Leave the pictures out and transcribe every record exactly.

---------------

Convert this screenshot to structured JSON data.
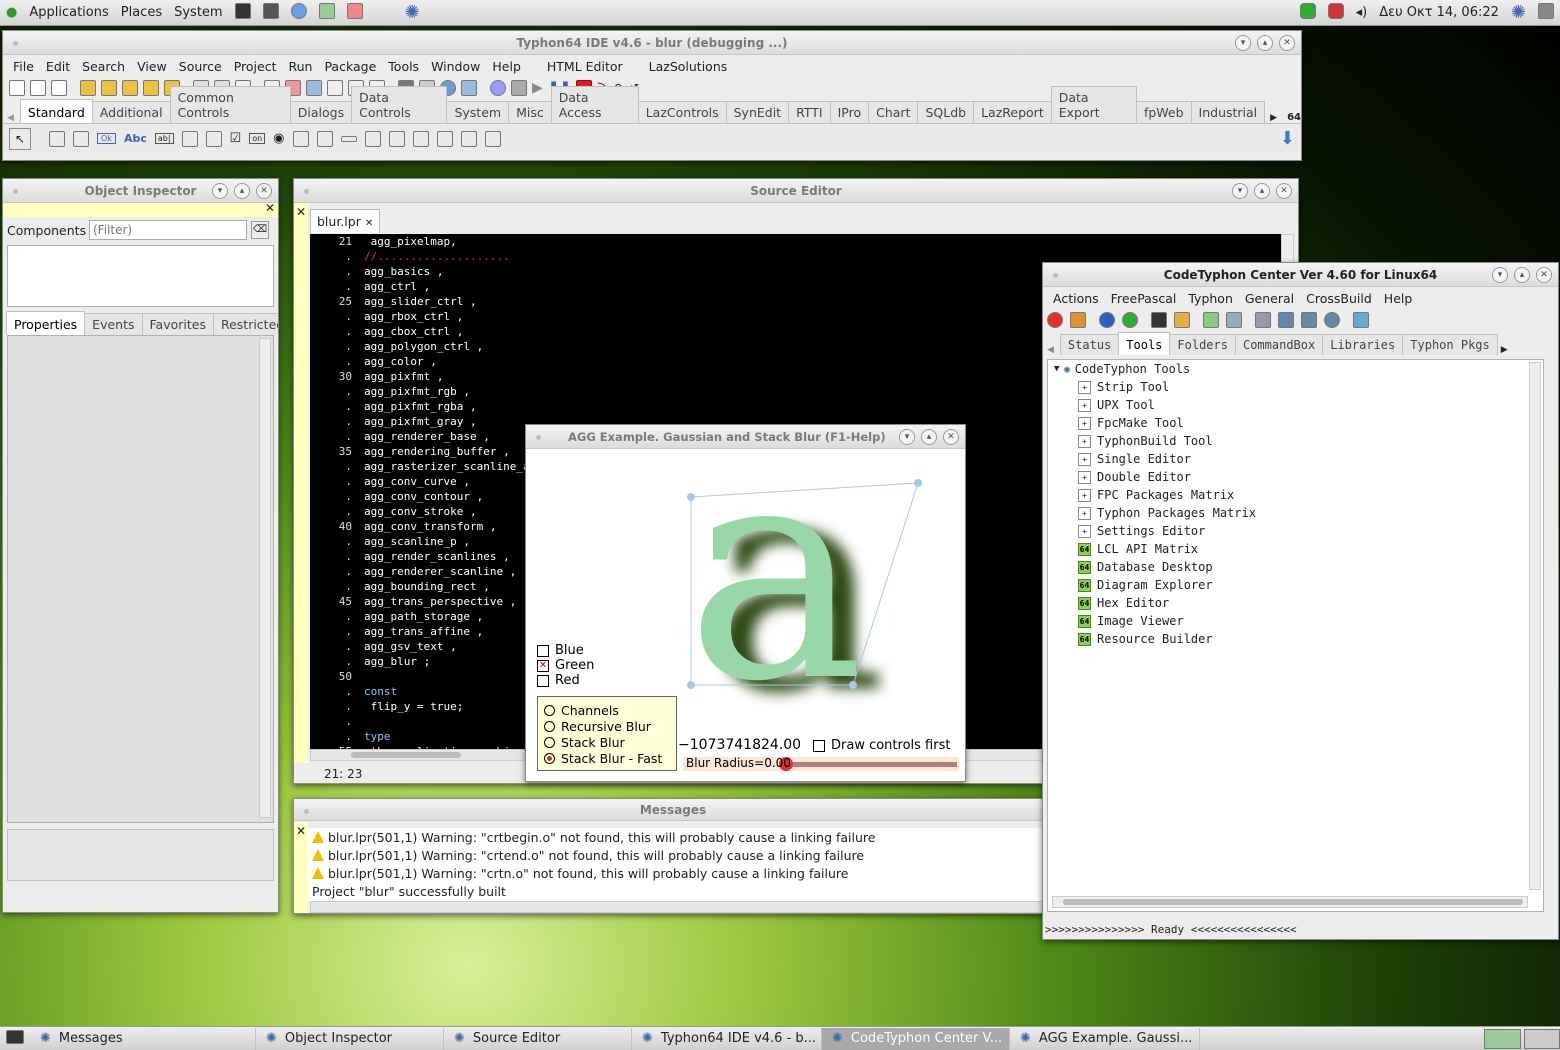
{
  "top_panel": {
    "menus": [
      "Applications",
      "Places",
      "System"
    ],
    "clock": "Δευ Οκτ 14, 06:22"
  },
  "ide": {
    "title": "Typhon64 IDE v4.6 - blur (debugging ...)",
    "menu": [
      "File",
      "Edit",
      "Search",
      "View",
      "Source",
      "Project",
      "Run",
      "Package",
      "Tools",
      "Window",
      "Help",
      "HTML Editor",
      "LazSolutions"
    ],
    "palette_tabs": [
      "Standard",
      "Additional",
      "Common Controls",
      "Dialogs",
      "Data Controls",
      "System",
      "Misc",
      "Data Access",
      "LazControls",
      "SynEdit",
      "RTTI",
      "IPro",
      "Chart",
      "SQLdb",
      "LazReport",
      "Data Export",
      "fpWeb",
      "Industrial"
    ],
    "component_labels": [
      "Ok",
      "Abc",
      "ab|",
      "on"
    ]
  },
  "object_inspector": {
    "title": "Object Inspector",
    "components_label": "Components",
    "filter_placeholder": "(Filter)",
    "tabs": [
      "Properties",
      "Events",
      "Favorites",
      "Restricted"
    ]
  },
  "source_editor": {
    "title": "Source Editor",
    "tab": "blur.lpr",
    "status": "21: 23",
    "lines": [
      {
        "n": "21",
        "t": " agg_pixelmap,",
        "c": "#fff"
      },
      {
        "n": ".",
        "t": "//....................",
        "c": "#e03030"
      },
      {
        "n": ".",
        "t": "agg_basics ,",
        "c": "#fff"
      },
      {
        "n": ".",
        "t": "agg_ctrl ,",
        "c": "#fff"
      },
      {
        "n": "25",
        "t": "agg_slider_ctrl ,",
        "c": "#fff"
      },
      {
        "n": ".",
        "t": "agg_rbox_ctrl ,",
        "c": "#fff"
      },
      {
        "n": ".",
        "t": "agg_cbox_ctrl ,",
        "c": "#fff"
      },
      {
        "n": ".",
        "t": "agg_polygon_ctrl ,",
        "c": "#fff"
      },
      {
        "n": ".",
        "t": "agg_color ,",
        "c": "#fff"
      },
      {
        "n": "30",
        "t": "agg_pixfmt ,",
        "c": "#fff"
      },
      {
        "n": ".",
        "t": "agg_pixfmt_rgb ,",
        "c": "#fff"
      },
      {
        "n": ".",
        "t": "agg_pixfmt_rgba ,",
        "c": "#fff"
      },
      {
        "n": ".",
        "t": "agg_pixfmt_gray ,",
        "c": "#fff"
      },
      {
        "n": ".",
        "t": "agg_renderer_base ,",
        "c": "#fff"
      },
      {
        "n": "35",
        "t": "agg_rendering_buffer ,",
        "c": "#fff"
      },
      {
        "n": ".",
        "t": "agg_rasterizer_scanline_aa ,",
        "c": "#fff"
      },
      {
        "n": ".",
        "t": "agg_conv_curve ,",
        "c": "#fff"
      },
      {
        "n": ".",
        "t": "agg_conv_contour ,",
        "c": "#fff"
      },
      {
        "n": ".",
        "t": "agg_conv_stroke ,",
        "c": "#fff"
      },
      {
        "n": "40",
        "t": "agg_conv_transform ,",
        "c": "#fff"
      },
      {
        "n": ".",
        "t": "agg_scanline_p ,",
        "c": "#fff"
      },
      {
        "n": ".",
        "t": "agg_render_scanlines ,",
        "c": "#fff"
      },
      {
        "n": ".",
        "t": "agg_renderer_scanline ,",
        "c": "#fff"
      },
      {
        "n": ".",
        "t": "agg_bounding_rect ,",
        "c": "#fff"
      },
      {
        "n": "45",
        "t": "agg_trans_perspective ,",
        "c": "#fff"
      },
      {
        "n": ".",
        "t": "agg_path_storage ,",
        "c": "#fff"
      },
      {
        "n": ".",
        "t": "agg_trans_affine ,",
        "c": "#fff"
      },
      {
        "n": ".",
        "t": "agg_gsv_text ,",
        "c": "#fff"
      },
      {
        "n": ".",
        "t": "agg_blur ;",
        "c": "#fff"
      },
      {
        "n": "50",
        "t": "",
        "c": "#fff"
      },
      {
        "n": ".",
        "t": "const",
        "c": "#7ec8ff"
      },
      {
        "n": ".",
        "t": " flip_y = true;",
        "c": "#fff"
      },
      {
        "n": ".",
        "t": "",
        "c": "#fff"
      },
      {
        "n": ".",
        "t": "type",
        "c": "#7ec8ff"
      },
      {
        "n": "55",
        "t": " the_application = object(platform_support )",
        "c": "#fff"
      }
    ]
  },
  "agg": {
    "title": "AGG Example. Gaussian and Stack Blur (F1-Help)",
    "checkboxes": [
      {
        "label": "Blue",
        "checked": false
      },
      {
        "label": "Green",
        "checked": true
      },
      {
        "label": "Red",
        "checked": false
      }
    ],
    "radios": [
      {
        "label": "Channels",
        "selected": false
      },
      {
        "label": "Recursive Blur",
        "selected": false
      },
      {
        "label": "Stack Blur",
        "selected": false
      },
      {
        "label": "Stack Blur - Fast",
        "selected": true
      }
    ],
    "number": "−1073741824.00",
    "draw_controls": "Draw controls first",
    "slider_label": "Blur Radius=0.00",
    "slider_value": 0.0,
    "glyph": "a"
  },
  "messages": {
    "title": "Messages",
    "items": [
      {
        "warn": true,
        "text": "blur.lpr(501,1) Warning: \"crtbegin.o\" not found, this will probably cause a linking failure"
      },
      {
        "warn": true,
        "text": "blur.lpr(501,1) Warning: \"crtend.o\" not found, this will probably cause a linking failure"
      },
      {
        "warn": true,
        "text": "blur.lpr(501,1) Warning: \"crtn.o\" not found, this will probably cause a linking failure"
      },
      {
        "warn": false,
        "text": "Project \"blur\" successfully built"
      }
    ]
  },
  "center": {
    "title": "CodeTyphon Center Ver 4.60 for Linux64",
    "menu": [
      "Actions",
      "FreePascal",
      "Typhon",
      "General",
      "CrossBuild",
      "Help"
    ],
    "tabs": [
      "Status",
      "Tools",
      "Folders",
      "CommandBox",
      "Libraries",
      "Typhon Pkgs"
    ],
    "root": "CodeTyphon Tools",
    "tools": [
      {
        "label": "Strip Tool",
        "g": false
      },
      {
        "label": "UPX Tool",
        "g": false
      },
      {
        "label": "FpcMake Tool",
        "g": false
      },
      {
        "label": "TyphonBuild Tool",
        "g": false
      },
      {
        "label": "Single Editor",
        "g": false
      },
      {
        "label": "Double Editor",
        "g": false
      },
      {
        "label": "FPC Packages Matrix",
        "g": false
      },
      {
        "label": "Typhon Packages Matrix",
        "g": false
      },
      {
        "label": "Settings Editor",
        "g": false
      },
      {
        "label": "LCL API Matrix",
        "g": true
      },
      {
        "label": "Database Desktop",
        "g": true
      },
      {
        "label": "Diagram Explorer",
        "g": true
      },
      {
        "label": "Hex Editor",
        "g": true
      },
      {
        "label": "Image Viewer",
        "g": true
      },
      {
        "label": "Resource Builder",
        "g": true
      }
    ],
    "status": ">>>>>>>>>>>>>>> Ready <<<<<<<<<<<<<<<<"
  },
  "taskbar": [
    "Messages",
    "Object Inspector",
    "Source Editor",
    "Typhon64 IDE v4.6 - b...",
    "CodeTyphon Center V...",
    "AGG Example. Gaussi..."
  ],
  "colors": {
    "editor_bg": "#000000",
    "selection": "#ffffc0",
    "accent": "#3a6ab0"
  }
}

---------------

SOLUTION TO THE PROBLEM:
Convert this screenshot to structured JSON data.
{
  "top_panel": {
    "menus": [
      "Applications",
      "Places",
      "System"
    ],
    "clock": "Δευ Οκτ 14, 06:22"
  },
  "ide": {
    "title": "Typhon64 IDE v4.6 - blur (debugging ...)",
    "menu": [
      "File",
      "Edit",
      "Search",
      "View",
      "Source",
      "Project",
      "Run",
      "Package",
      "Tools",
      "Window",
      "Help",
      "HTML Editor",
      "LazSolutions"
    ],
    "palette_tabs": [
      "Standard",
      "Additional",
      "Common Controls",
      "Dialogs",
      "Data Controls",
      "System",
      "Misc",
      "Data Access",
      "LazControls",
      "SynEdit",
      "RTTI",
      "IPro",
      "Chart",
      "SQLdb",
      "LazReport",
      "Data Export",
      "fpWeb",
      "Industrial"
    ],
    "component_labels": [
      "Ok",
      "Abc",
      "ab|",
      "on"
    ]
  },
  "object_inspector": {
    "title": "Object Inspector",
    "components_label": "Components",
    "filter_placeholder": "(Filter)",
    "tabs": [
      "Properties",
      "Events",
      "Favorites",
      "Restricted"
    ]
  },
  "source_editor": {
    "title": "Source Editor",
    "tab": "blur.lpr",
    "status": "21: 23",
    "lines": [
      {
        "n": "21",
        "t": " agg_pixelmap,",
        "c": "#fff"
      },
      {
        "n": ".",
        "t": "//....................",
        "c": "#e03030"
      },
      {
        "n": ".",
        "t": "agg_basics ,",
        "c": "#fff"
      },
      {
        "n": ".",
        "t": "agg_ctrl ,",
        "c": "#fff"
      },
      {
        "n": "25",
        "t": "agg_slider_ctrl ,",
        "c": "#fff"
      },
      {
        "n": ".",
        "t": "agg_rbox_ctrl ,",
        "c": "#fff"
      },
      {
        "n": ".",
        "t": "agg_cbox_ctrl ,",
        "c": "#fff"
      },
      {
        "n": ".",
        "t": "agg_polygon_ctrl ,",
        "c": "#fff"
      },
      {
        "n": ".",
        "t": "agg_color ,",
        "c": "#fff"
      },
      {
        "n": "30",
        "t": "agg_pixfmt ,",
        "c": "#fff"
      },
      {
        "n": ".",
        "t": "agg_pixfmt_rgb ,",
        "c": "#fff"
      },
      {
        "n": ".",
        "t": "agg_pixfmt_rgba ,",
        "c": "#fff"
      },
      {
        "n": ".",
        "t": "agg_pixfmt_gray ,",
        "c": "#fff"
      },
      {
        "n": ".",
        "t": "agg_renderer_base ,",
        "c": "#fff"
      },
      {
        "n": "35",
        "t": "agg_rendering_buffer ,",
        "c": "#fff"
      },
      {
        "n": ".",
        "t": "agg_rasterizer_scanline_aa ,",
        "c": "#fff"
      },
      {
        "n": ".",
        "t": "agg_conv_curve ,",
        "c": "#fff"
      },
      {
        "n": ".",
        "t": "agg_conv_contour ,",
        "c": "#fff"
      },
      {
        "n": ".",
        "t": "agg_conv_stroke ,",
        "c": "#fff"
      },
      {
        "n": "40",
        "t": "agg_conv_transform ,",
        "c": "#fff"
      },
      {
        "n": ".",
        "t": "agg_scanline_p ,",
        "c": "#fff"
      },
      {
        "n": ".",
        "t": "agg_render_scanlines ,",
        "c": "#fff"
      },
      {
        "n": ".",
        "t": "agg_renderer_scanline ,",
        "c": "#fff"
      },
      {
        "n": ".",
        "t": "agg_bounding_rect ,",
        "c": "#fff"
      },
      {
        "n": "45",
        "t": "agg_trans_perspective ,",
        "c": "#fff"
      },
      {
        "n": ".",
        "t": "agg_path_storage ,",
        "c": "#fff"
      },
      {
        "n": ".",
        "t": "agg_trans_affine ,",
        "c": "#fff"
      },
      {
        "n": ".",
        "t": "agg_gsv_text ,",
        "c": "#fff"
      },
      {
        "n": ".",
        "t": "agg_blur ;",
        "c": "#fff"
      },
      {
        "n": "50",
        "t": "",
        "c": "#fff"
      },
      {
        "n": ".",
        "t": "const",
        "c": "#7ec8ff"
      },
      {
        "n": ".",
        "t": " flip_y = true;",
        "c": "#fff"
      },
      {
        "n": ".",
        "t": "",
        "c": "#fff"
      },
      {
        "n": ".",
        "t": "type",
        "c": "#7ec8ff"
      },
      {
        "n": "55",
        "t": " the_application = object(platform_support )",
        "c": "#fff"
      }
    ]
  },
  "agg": {
    "title": "AGG Example. Gaussian and Stack Blur (F1-Help)",
    "checkboxes": [
      {
        "label": "Blue",
        "checked": false
      },
      {
        "label": "Green",
        "checked": true
      },
      {
        "label": "Red",
        "checked": false
      }
    ],
    "radios": [
      {
        "label": "Channels",
        "selected": false
      },
      {
        "label": "Recursive Blur",
        "selected": false
      },
      {
        "label": "Stack Blur",
        "selected": false
      },
      {
        "label": "Stack Blur - Fast",
        "selected": true
      }
    ],
    "number": "−1073741824.00",
    "draw_controls": "Draw controls first",
    "slider_label": "Blur Radius=0.00",
    "slider_value": 0.0,
    "glyph": "a"
  },
  "messages": {
    "title": "Messages",
    "items": [
      {
        "warn": true,
        "text": "blur.lpr(501,1) Warning: \"crtbegin.o\" not found, this will probably cause a linking failure"
      },
      {
        "warn": true,
        "text": "blur.lpr(501,1) Warning: \"crtend.o\" not found, this will probably cause a linking failure"
      },
      {
        "warn": true,
        "text": "blur.lpr(501,1) Warning: \"crtn.o\" not found, this will probably cause a linking failure"
      },
      {
        "warn": false,
        "text": "Project \"blur\" successfully built"
      }
    ]
  },
  "center": {
    "title": "CodeTyphon Center Ver 4.60 for Linux64",
    "menu": [
      "Actions",
      "FreePascal",
      "Typhon",
      "General",
      "CrossBuild",
      "Help"
    ],
    "tabs": [
      "Status",
      "Tools",
      "Folders",
      "CommandBox",
      "Libraries",
      "Typhon Pkgs"
    ],
    "root": "CodeTyphon Tools",
    "tools": [
      {
        "label": "Strip Tool",
        "g": false
      },
      {
        "label": "UPX Tool",
        "g": false
      },
      {
        "label": "FpcMake Tool",
        "g": false
      },
      {
        "label": "TyphonBuild Tool",
        "g": false
      },
      {
        "label": "Single Editor",
        "g": false
      },
      {
        "label": "Double Editor",
        "g": false
      },
      {
        "label": "FPC Packages Matrix",
        "g": false
      },
      {
        "label": "Typhon Packages Matrix",
        "g": false
      },
      {
        "label": "Settings Editor",
        "g": false
      },
      {
        "label": "LCL API Matrix",
        "g": true
      },
      {
        "label": "Database Desktop",
        "g": true
      },
      {
        "label": "Diagram Explorer",
        "g": true
      },
      {
        "label": "Hex Editor",
        "g": true
      },
      {
        "label": "Image Viewer",
        "g": true
      },
      {
        "label": "Resource Builder",
        "g": true
      }
    ],
    "status": ">>>>>>>>>>>>>>> Ready <<<<<<<<<<<<<<<<"
  },
  "taskbar": [
    "Messages",
    "Object Inspector",
    "Source Editor",
    "Typhon64 IDE v4.6 - b...",
    "CodeTyphon Center V...",
    "AGG Example. Gaussi..."
  ],
  "colors": {
    "editor_bg": "#000000",
    "selection": "#ffffc0",
    "accent": "#3a6ab0"
  }
}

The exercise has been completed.